▸ WHAT IS EXPECTED
Write out the material exactly. Do not include the pictures.

Recorded data:
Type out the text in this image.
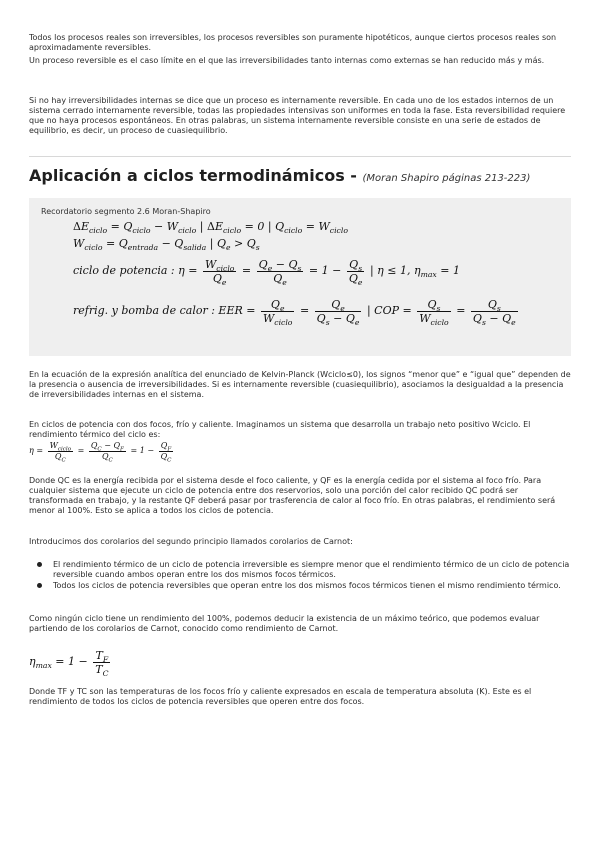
Todos los procesos reales son irreversibles, los procesos reversibles son puramente hipotéticos, aunque ciertos procesos reales son aproximadamente reversibles.

Un proceso reversible es el caso límite en el que las irreversibilidades tanto internas como externas se han reducido más y más.

Si no hay irreversibilidades internas se dice que un proceso es internamente reversible. En cada uno de los estados internos de un sistema cerrado internamente reversible, todas las propiedades intensivas son uniformes en toda la fase. Esta reversibilidad requiere que no haya procesos espontáneos. En otras palabras, un sistema internamente reversible consiste en una serie de estados de equilibrio, es decir, un proceso de cuasiequilibrio.

Aplicación a ciclos termodinámicos - (Moran Shapiro páginas 213-223)
Recordatorio segmento 2.6 Moran-Shapiro
$\Delta E_{ciclo} = Q_{ciclo} - W_{ciclo}$ | $\Delta E_{ciclo} = 0$ | $Q_{ciclo} = W_{ciclo}$
$W_{ciclo} = Q_{entrada} - Q_{salida}$ | $Q_e > Q_s$
ciclo de potencia : $\eta = \frac{W_{ciclo}}{Q_e} = \frac{Q_e - Q_s}{Q_e} = 1 - \frac{Q_s}{Q_e}$ | η ≤ 1, $\eta_{max} = 1$
refrig. y bomba de calor : EER = $\frac{Q_e}{W_{ciclo}} = \frac{Q_e}{Q_s - Q_e}$ | COP = $\frac{Q_s}{W_{ciclo}} = \frac{Q_s}{Q_s - Q_e}$

En la ecuación de la expresión analítica del enunciado de Kelvin-Planck (Wciclo≤0), los signos “menor que” e “igual que” dependen de la presencia o ausencia de irreversibilidades. Si es internamente reversible (cuasiequilibrio), asociamos la desigualdad a la presencia de irreversibilidades internas en el sistema.

En ciclos de potencia con dos focos, frío y caliente. Imaginamos un sistema que desarrolla un trabajo neto positivo Wciclo. El rendimiento térmico del ciclo es:

$\eta = \frac{W_{ciclo}}{Q_C} = \frac{Q_C - Q_F}{Q_C} = 1 - \frac{Q_F}{Q_C}$

Donde QC es la energía recibida por el sistema desde el foco caliente, y QF es la energía cedida por el sistema al foco frío. Para cualquier sistema que ejecute un ciclo de potencia entre dos reservorios, solo una porción del calor recibido QC podrá ser transformada en trabajo, y la restante QF deberá pasar por trasferencia de calor al foco frío. En otras palabras, el rendimiento será menor al 100%. Esto se aplica a todos los ciclos de potencia.

Introducimos dos corolarios del segundo principio llamados corolarios de Carnot:

El rendimiento térmico de un ciclo de potencia irreversible es siempre menor que el rendimiento térmico de un ciclo de potencia reversible cuando ambos operan entre los dos mismos focos térmicos.
Todos los ciclos de potencia reversibles que operan entre los dos mismos focos térmicos tienen el mismo rendimiento térmico.

Como ningún ciclo tiene un rendimiento del 100%, podemos deducir la existencia de un máximo teórico, que podemos evaluar partiendo de los corolarios de Carnot, conocido como rendimiento de Carnot.

$\eta_{max} = 1 - \frac{T_F}{T_C}$

Donde TF y TC son las temperaturas de los focos frío y caliente expresados en escala de temperatura absoluta (K). Este es el rendimiento de todos los ciclos de potencia reversibles que operen entre dos focos.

▸ RIGHT ANSWER
Type out the text in this image.
Todos los procesos reales son irreversibles, los procesos reversibles son puramente hipotéticos, aunque ciertos procesos reales son aproximadamente reversibles.

Un proceso reversible es el caso límite en el que las irreversibilidades tanto internas como externas se han reducido más y más.

Si no hay irreversibilidades internas se dice que un proceso es internamente reversible. En cada uno de los estados internos de un sistema cerrado internamente reversible, todas las propiedades intensivas son uniformes en toda la fase. Esta reversibilidad requiere que no haya procesos espontáneos. En otras palabras, un sistema internamente reversible consiste en una serie de estados de equilibrio, es decir, un proceso de cuasiequilibrio.

Aplicación a ciclos termodinámicos - (Moran Shapiro páginas 213-223)
Recordatorio segmento 2.6 Moran-Shapiro
$\Delta E_{ciclo} = Q_{ciclo} - W_{ciclo}$ | $\Delta E_{ciclo} = 0$ | $Q_{ciclo} = W_{ciclo}$
$W_{ciclo} = Q_{entrada} - Q_{salida}$ | $Q_e > Q_s$
ciclo de potencia : $\eta = \frac{W_{ciclo}}{Q_e} = \frac{Q_e - Q_s}{Q_e} = 1 - \frac{Q_s}{Q_e}$ | η ≤ 1, $\eta_{max} = 1$
refrig. y bomba de calor : EER = $\frac{Q_e}{W_{ciclo}} = \frac{Q_e}{Q_s - Q_e}$ | COP = $\frac{Q_s}{W_{ciclo}} = \frac{Q_s}{Q_s - Q_e}$

En la ecuación de la expresión analítica del enunciado de Kelvin-Planck (Wciclo≤0), los signos “menor que” e “igual que” dependen de la presencia o ausencia de irreversibilidades. Si es internamente reversible (cuasiequilibrio), asociamos la desigualdad a la presencia de irreversibilidades internas en el sistema.

En ciclos de potencia con dos focos, frío y caliente. Imaginamos un sistema que desarrolla un trabajo neto positivo Wciclo. El rendimiento térmico del ciclo es:

$\eta = \frac{W_{ciclo}}{Q_C} = \frac{Q_C - Q_F}{Q_C} = 1 - \frac{Q_F}{Q_C}$

Donde QC es la energía recibida por el sistema desde el foco caliente, y QF es la energía cedida por el sistema al foco frío. Para cualquier sistema que ejecute un ciclo de potencia entre dos reservorios, solo una porción del calor recibido QC podrá ser transformada en trabajo, y la restante QF deberá pasar por trasferencia de calor al foco frío. En otras palabras, el rendimiento será menor al 100%. Esto se aplica a todos los ciclos de potencia.

Introducimos dos corolarios del segundo principio llamados corolarios de Carnot:

El rendimiento térmico de un ciclo de potencia irreversible es siempre menor que el rendimiento térmico de un ciclo de potencia reversible cuando ambos operan entre los dos mismos focos térmicos.
Todos los ciclos de potencia reversibles que operan entre los dos mismos focos térmicos tienen el mismo rendimiento térmico.

Como ningún ciclo tiene un rendimiento del 100%, podemos deducir la existencia de un máximo teórico, que podemos evaluar partiendo de los corolarios de Carnot, conocido como rendimiento de Carnot.

$\eta_{max} = 1 - \frac{T_F}{T_C}$

Donde TF y TC son las temperaturas de los focos frío y caliente expresados en escala de temperatura absoluta (K). Este es el rendimiento de todos los ciclos de potencia reversibles que operen entre dos focos.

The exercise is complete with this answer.